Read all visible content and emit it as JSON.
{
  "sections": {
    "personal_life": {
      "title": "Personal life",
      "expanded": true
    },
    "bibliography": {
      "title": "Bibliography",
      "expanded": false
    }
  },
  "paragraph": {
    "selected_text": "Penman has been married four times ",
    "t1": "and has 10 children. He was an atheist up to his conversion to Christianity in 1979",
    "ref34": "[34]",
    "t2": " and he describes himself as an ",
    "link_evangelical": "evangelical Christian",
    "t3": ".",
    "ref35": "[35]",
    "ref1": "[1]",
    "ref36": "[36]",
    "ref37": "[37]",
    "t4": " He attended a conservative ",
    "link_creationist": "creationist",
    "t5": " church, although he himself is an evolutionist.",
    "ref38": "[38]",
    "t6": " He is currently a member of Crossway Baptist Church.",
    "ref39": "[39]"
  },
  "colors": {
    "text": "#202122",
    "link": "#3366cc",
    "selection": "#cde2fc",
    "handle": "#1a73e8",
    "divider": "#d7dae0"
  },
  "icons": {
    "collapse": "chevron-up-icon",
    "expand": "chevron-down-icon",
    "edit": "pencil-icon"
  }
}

◆ **Request**:
Print the entries exactly. Include every one.

◆ **Written answer**:
Read all visible content and emit it as JSON.
{
  "sections": {
    "personal_life": {
      "title": "Personal life",
      "expanded": true
    },
    "bibliography": {
      "title": "Bibliography",
      "expanded": false
    }
  },
  "paragraph": {
    "selected_text": "Penman has been married four times ",
    "t1": "and has 10 children. He was an atheist up to his conversion to Christianity in 1979",
    "ref34": "[34]",
    "t2": " and he describes himself as an ",
    "link_evangelical": "evangelical Christian",
    "t3": ".",
    "ref35": "[35]",
    "ref1": "[1]",
    "ref36": "[36]",
    "ref37": "[37]",
    "t4": " He attended a conservative ",
    "link_creationist": "creationist",
    "t5": " church, although he himself is an evolutionist.",
    "ref38": "[38]",
    "t6": " He is currently a member of Crossway Baptist Church.",
    "ref39": "[39]"
  },
  "colors": {
    "text": "#202122",
    "link": "#3366cc",
    "selection": "#cde2fc",
    "handle": "#1a73e8",
    "divider": "#d7dae0"
  },
  "icons": {
    "collapse": "chevron-up-icon",
    "expand": "chevron-down-icon",
    "edit": "pencil-icon"
  }
}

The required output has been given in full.